» **Exercise prompt**
Print each line of the listing once more, precisely as given.

(Rows from a figure dataset)
◆ ◆ ◆ ◆ ◆
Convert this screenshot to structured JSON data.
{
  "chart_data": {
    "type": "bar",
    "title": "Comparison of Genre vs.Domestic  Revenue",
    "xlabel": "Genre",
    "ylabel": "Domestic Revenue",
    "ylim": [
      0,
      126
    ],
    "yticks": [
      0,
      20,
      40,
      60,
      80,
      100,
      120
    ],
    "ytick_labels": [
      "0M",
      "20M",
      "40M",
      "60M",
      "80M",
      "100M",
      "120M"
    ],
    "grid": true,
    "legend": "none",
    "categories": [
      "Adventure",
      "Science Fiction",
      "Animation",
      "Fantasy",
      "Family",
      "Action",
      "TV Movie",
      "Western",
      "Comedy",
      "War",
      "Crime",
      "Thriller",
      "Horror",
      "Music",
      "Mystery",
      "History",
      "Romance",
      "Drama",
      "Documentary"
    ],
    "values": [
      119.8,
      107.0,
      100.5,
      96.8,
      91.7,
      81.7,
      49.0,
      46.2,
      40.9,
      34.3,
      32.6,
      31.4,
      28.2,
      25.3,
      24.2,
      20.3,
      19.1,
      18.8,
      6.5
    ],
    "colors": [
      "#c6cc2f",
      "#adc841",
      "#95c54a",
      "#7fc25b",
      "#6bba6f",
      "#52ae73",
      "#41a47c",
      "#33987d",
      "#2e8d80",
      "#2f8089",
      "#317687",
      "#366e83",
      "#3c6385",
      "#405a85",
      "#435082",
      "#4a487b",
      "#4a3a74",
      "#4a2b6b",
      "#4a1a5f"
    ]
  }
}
◆ ◆ ◆ ◆ ◆
» **The result**
Convert this screenshot to structured JSON data.
{
  "chart_data": {
    "type": "bar",
    "title": "Comparison of Genre vs.Domestic  Revenue",
    "xlabel": "Genre",
    "ylabel": "Domestic Revenue",
    "ylim": [
      0,
      126
    ],
    "yticks": [
      0,
      20,
      40,
      60,
      80,
      100,
      120
    ],
    "ytick_labels": [
      "0M",
      "20M",
      "40M",
      "60M",
      "80M",
      "100M",
      "120M"
    ],
    "grid": true,
    "legend": "none",
    "categories": [
      "Adventure",
      "Science Fiction",
      "Animation",
      "Fantasy",
      "Family",
      "Action",
      "TV Movie",
      "Western",
      "Comedy",
      "War",
      "Crime",
      "Thriller",
      "Horror",
      "Music",
      "Mystery",
      "History",
      "Romance",
      "Drama",
      "Documentary"
    ],
    "values": [
      119.8,
      107.0,
      100.5,
      96.8,
      91.7,
      81.7,
      49.0,
      46.2,
      40.9,
      34.3,
      32.6,
      31.4,
      28.2,
      25.3,
      24.2,
      20.3,
      19.1,
      18.8,
      6.5
    ],
    "colors": [
      "#c6cc2f",
      "#adc841",
      "#95c54a",
      "#7fc25b",
      "#6bba6f",
      "#52ae73",
      "#41a47c",
      "#33987d",
      "#2e8d80",
      "#2f8089",
      "#317687",
      "#366e83",
      "#3c6385",
      "#405a85",
      "#435082",
      "#4a487b",
      "#4a3a74",
      "#4a2b6b",
      "#4a1a5f"
    ]
  }
}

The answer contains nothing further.